▶ Exercise aim
Every line of the data must be copied exactly.

▶ Data provided

○ ○ ○

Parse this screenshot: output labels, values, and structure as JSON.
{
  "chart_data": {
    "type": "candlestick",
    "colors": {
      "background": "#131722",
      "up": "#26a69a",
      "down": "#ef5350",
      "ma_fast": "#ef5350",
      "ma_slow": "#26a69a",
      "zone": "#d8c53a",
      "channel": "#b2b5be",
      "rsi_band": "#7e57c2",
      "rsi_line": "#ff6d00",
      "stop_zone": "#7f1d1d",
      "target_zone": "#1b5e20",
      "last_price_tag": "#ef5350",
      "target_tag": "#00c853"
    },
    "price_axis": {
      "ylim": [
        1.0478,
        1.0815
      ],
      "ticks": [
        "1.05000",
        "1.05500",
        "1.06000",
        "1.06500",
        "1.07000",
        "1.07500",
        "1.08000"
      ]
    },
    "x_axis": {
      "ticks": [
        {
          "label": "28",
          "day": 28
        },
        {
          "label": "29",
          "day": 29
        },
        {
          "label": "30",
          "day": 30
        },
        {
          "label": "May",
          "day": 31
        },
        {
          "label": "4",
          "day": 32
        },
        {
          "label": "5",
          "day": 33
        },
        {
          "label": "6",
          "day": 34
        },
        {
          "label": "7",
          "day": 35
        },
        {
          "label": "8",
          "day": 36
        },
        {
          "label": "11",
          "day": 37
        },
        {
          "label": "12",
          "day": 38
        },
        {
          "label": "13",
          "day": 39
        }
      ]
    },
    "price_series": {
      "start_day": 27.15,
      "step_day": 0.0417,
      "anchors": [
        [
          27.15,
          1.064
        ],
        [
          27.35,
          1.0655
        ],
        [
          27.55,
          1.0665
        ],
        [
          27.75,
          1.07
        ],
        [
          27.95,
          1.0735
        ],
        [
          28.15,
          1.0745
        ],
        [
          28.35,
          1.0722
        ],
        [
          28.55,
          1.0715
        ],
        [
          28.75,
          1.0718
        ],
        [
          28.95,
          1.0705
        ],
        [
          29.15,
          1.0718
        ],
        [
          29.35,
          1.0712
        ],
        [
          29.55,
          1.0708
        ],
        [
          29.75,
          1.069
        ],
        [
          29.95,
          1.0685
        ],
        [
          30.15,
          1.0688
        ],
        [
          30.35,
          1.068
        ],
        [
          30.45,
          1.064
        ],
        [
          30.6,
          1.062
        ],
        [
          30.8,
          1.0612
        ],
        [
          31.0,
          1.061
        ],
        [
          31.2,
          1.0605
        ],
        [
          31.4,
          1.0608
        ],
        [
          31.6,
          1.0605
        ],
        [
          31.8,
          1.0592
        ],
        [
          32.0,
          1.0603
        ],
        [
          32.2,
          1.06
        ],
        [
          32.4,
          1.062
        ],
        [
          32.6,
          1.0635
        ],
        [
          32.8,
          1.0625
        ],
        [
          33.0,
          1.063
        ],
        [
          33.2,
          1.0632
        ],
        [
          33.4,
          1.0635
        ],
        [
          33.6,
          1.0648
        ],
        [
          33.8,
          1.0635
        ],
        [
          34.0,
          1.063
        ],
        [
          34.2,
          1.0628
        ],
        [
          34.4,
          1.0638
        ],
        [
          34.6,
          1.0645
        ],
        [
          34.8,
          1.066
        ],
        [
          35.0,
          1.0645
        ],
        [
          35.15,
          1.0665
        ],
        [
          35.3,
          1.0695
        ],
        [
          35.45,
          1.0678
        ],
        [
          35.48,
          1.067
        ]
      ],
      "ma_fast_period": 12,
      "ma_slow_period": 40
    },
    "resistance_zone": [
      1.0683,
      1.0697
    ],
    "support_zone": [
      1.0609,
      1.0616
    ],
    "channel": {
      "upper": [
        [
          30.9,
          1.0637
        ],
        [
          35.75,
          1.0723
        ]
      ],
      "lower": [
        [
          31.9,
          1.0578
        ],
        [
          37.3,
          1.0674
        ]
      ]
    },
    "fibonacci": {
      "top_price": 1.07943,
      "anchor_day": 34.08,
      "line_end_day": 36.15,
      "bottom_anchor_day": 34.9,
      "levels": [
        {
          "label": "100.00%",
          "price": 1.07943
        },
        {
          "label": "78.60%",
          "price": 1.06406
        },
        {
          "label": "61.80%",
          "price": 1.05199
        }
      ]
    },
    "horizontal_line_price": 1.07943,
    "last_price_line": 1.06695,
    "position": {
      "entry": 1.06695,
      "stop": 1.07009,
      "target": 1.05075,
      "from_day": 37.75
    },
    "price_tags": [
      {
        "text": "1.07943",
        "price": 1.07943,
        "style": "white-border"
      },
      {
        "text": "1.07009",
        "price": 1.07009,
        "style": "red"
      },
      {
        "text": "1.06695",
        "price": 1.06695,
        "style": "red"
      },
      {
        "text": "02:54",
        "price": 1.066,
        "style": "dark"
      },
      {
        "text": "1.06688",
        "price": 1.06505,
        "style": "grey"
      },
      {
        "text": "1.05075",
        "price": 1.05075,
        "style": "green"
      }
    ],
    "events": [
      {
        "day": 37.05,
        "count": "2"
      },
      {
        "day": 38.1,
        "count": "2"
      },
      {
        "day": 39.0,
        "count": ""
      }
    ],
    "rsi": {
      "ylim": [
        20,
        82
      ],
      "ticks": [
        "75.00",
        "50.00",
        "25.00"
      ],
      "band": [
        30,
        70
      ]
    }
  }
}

○ ○ ○

▶ The output
Parse this screenshot: output labels, values, and structure as JSON.
{
  "chart_data": {
    "type": "candlestick",
    "colors": {
      "background": "#131722",
      "up": "#26a69a",
      "down": "#ef5350",
      "ma_fast": "#ef5350",
      "ma_slow": "#26a69a",
      "zone": "#d8c53a",
      "channel": "#b2b5be",
      "rsi_band": "#7e57c2",
      "rsi_line": "#ff6d00",
      "stop_zone": "#7f1d1d",
      "target_zone": "#1b5e20",
      "last_price_tag": "#ef5350",
      "target_tag": "#00c853"
    },
    "price_axis": {
      "ylim": [
        1.0478,
        1.0815
      ],
      "ticks": [
        "1.05000",
        "1.05500",
        "1.06000",
        "1.06500",
        "1.07000",
        "1.07500",
        "1.08000"
      ]
    },
    "x_axis": {
      "ticks": [
        {
          "label": "28",
          "day": 28
        },
        {
          "label": "29",
          "day": 29
        },
        {
          "label": "30",
          "day": 30
        },
        {
          "label": "May",
          "day": 31
        },
        {
          "label": "4",
          "day": 32
        },
        {
          "label": "5",
          "day": 33
        },
        {
          "label": "6",
          "day": 34
        },
        {
          "label": "7",
          "day": 35
        },
        {
          "label": "8",
          "day": 36
        },
        {
          "label": "11",
          "day": 37
        },
        {
          "label": "12",
          "day": 38
        },
        {
          "label": "13",
          "day": 39
        }
      ]
    },
    "price_series": {
      "start_day": 27.15,
      "step_day": 0.0417,
      "anchors": [
        [
          27.15,
          1.064
        ],
        [
          27.35,
          1.0655
        ],
        [
          27.55,
          1.0665
        ],
        [
          27.75,
          1.07
        ],
        [
          27.95,
          1.0735
        ],
        [
          28.15,
          1.0745
        ],
        [
          28.35,
          1.0722
        ],
        [
          28.55,
          1.0715
        ],
        [
          28.75,
          1.0718
        ],
        [
          28.95,
          1.0705
        ],
        [
          29.15,
          1.0718
        ],
        [
          29.35,
          1.0712
        ],
        [
          29.55,
          1.0708
        ],
        [
          29.75,
          1.069
        ],
        [
          29.95,
          1.0685
        ],
        [
          30.15,
          1.0688
        ],
        [
          30.35,
          1.068
        ],
        [
          30.45,
          1.064
        ],
        [
          30.6,
          1.062
        ],
        [
          30.8,
          1.0612
        ],
        [
          31.0,
          1.061
        ],
        [
          31.2,
          1.0605
        ],
        [
          31.4,
          1.0608
        ],
        [
          31.6,
          1.0605
        ],
        [
          31.8,
          1.0592
        ],
        [
          32.0,
          1.0603
        ],
        [
          32.2,
          1.06
        ],
        [
          32.4,
          1.062
        ],
        [
          32.6,
          1.0635
        ],
        [
          32.8,
          1.0625
        ],
        [
          33.0,
          1.063
        ],
        [
          33.2,
          1.0632
        ],
        [
          33.4,
          1.0635
        ],
        [
          33.6,
          1.0648
        ],
        [
          33.8,
          1.0635
        ],
        [
          34.0,
          1.063
        ],
        [
          34.2,
          1.0628
        ],
        [
          34.4,
          1.0638
        ],
        [
          34.6,
          1.0645
        ],
        [
          34.8,
          1.066
        ],
        [
          35.0,
          1.0645
        ],
        [
          35.15,
          1.0665
        ],
        [
          35.3,
          1.0695
        ],
        [
          35.45,
          1.0678
        ],
        [
          35.48,
          1.067
        ]
      ],
      "ma_fast_period": 12,
      "ma_slow_period": 40
    },
    "resistance_zone": [
      1.0683,
      1.0697
    ],
    "support_zone": [
      1.0609,
      1.0616
    ],
    "channel": {
      "upper": [
        [
          30.9,
          1.0637
        ],
        [
          35.75,
          1.0723
        ]
      ],
      "lower": [
        [
          31.9,
          1.0578
        ],
        [
          37.3,
          1.0674
        ]
      ]
    },
    "fibonacci": {
      "top_price": 1.07943,
      "anchor_day": 34.08,
      "line_end_day": 36.15,
      "bottom_anchor_day": 34.9,
      "levels": [
        {
          "label": "100.00%",
          "price": 1.07943
        },
        {
          "label": "78.60%",
          "price": 1.06406
        },
        {
          "label": "61.80%",
          "price": 1.05199
        }
      ]
    },
    "horizontal_line_price": 1.07943,
    "last_price_line": 1.06695,
    "position": {
      "entry": 1.06695,
      "stop": 1.07009,
      "target": 1.05075,
      "from_day": 37.75
    },
    "price_tags": [
      {
        "text": "1.07943",
        "price": 1.07943,
        "style": "white-border"
      },
      {
        "text": "1.07009",
        "price": 1.07009,
        "style": "red"
      },
      {
        "text": "1.06695",
        "price": 1.06695,
        "style": "red"
      },
      {
        "text": "02:54",
        "price": 1.066,
        "style": "dark"
      },
      {
        "text": "1.06688",
        "price": 1.06505,
        "style": "grey"
      },
      {
        "text": "1.05075",
        "price": 1.05075,
        "style": "green"
      }
    ],
    "events": [
      {
        "day": 37.05,
        "count": "2"
      },
      {
        "day": 38.1,
        "count": "2"
      },
      {
        "day": 39.0,
        "count": ""
      }
    ],
    "rsi": {
      "ylim": [
        20,
        82
      ],
      "ticks": [
        "75.00",
        "50.00",
        "25.00"
      ],
      "band": [
        30,
        70
      ]
    }
  }
}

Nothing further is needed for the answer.